* _What the exercise asks_
Reproduce the items from the first line up to and including the line with "legend[interactable]: Value <box>324", replacing "y-tick-label" with "y-axis-tick" and leaving everything else unchanged.

──────── Record set ────────

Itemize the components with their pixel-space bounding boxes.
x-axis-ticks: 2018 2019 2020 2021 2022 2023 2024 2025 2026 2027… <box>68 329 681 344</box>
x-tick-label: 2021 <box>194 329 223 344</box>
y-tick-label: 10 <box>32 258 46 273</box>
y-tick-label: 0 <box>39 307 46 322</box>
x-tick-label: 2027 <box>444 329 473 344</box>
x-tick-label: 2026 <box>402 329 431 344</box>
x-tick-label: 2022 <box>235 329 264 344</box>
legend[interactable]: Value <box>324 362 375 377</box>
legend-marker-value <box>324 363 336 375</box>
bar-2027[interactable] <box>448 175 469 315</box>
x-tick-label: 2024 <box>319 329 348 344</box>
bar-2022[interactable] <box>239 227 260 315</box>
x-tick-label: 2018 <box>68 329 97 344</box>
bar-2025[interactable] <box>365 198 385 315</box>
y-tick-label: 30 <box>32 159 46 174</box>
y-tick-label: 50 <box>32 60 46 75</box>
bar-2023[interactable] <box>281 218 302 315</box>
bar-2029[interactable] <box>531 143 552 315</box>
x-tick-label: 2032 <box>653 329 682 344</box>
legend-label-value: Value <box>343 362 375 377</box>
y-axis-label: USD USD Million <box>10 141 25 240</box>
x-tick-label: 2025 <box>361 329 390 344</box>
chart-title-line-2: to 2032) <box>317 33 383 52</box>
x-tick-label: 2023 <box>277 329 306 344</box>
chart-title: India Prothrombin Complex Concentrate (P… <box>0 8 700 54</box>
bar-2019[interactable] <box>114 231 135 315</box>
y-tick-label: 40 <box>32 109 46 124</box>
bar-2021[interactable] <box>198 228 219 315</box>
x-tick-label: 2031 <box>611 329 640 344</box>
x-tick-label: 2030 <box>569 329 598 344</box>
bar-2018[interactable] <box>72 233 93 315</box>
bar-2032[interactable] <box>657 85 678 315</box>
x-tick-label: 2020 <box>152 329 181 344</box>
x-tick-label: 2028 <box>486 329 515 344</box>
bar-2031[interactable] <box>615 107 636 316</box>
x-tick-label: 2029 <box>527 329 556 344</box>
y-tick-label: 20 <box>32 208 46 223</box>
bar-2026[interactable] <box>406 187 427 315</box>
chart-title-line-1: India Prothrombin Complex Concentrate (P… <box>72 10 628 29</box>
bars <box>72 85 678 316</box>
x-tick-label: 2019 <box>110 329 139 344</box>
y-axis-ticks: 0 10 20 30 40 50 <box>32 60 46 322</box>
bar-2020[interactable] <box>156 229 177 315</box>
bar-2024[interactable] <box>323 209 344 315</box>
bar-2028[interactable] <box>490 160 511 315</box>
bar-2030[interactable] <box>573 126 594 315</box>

────────

* _Reply to the task_
Itemize the components with their pixel-space bounding boxes.
x-axis-ticks: 2018 2019 2020 2021 2022 2023 2024 2025 2026 2027… <box>68 329 681 344</box>
x-tick-label: 2021 <box>194 329 223 344</box>
y-axis-tick: 10 <box>32 258 46 273</box>
y-axis-tick: 0 <box>39 307 46 322</box>
x-tick-label: 2027 <box>444 329 473 344</box>
x-tick-label: 2026 <box>402 329 431 344</box>
x-tick-label: 2022 <box>235 329 264 344</box>
legend[interactable]: Value <box>324 362 375 377</box>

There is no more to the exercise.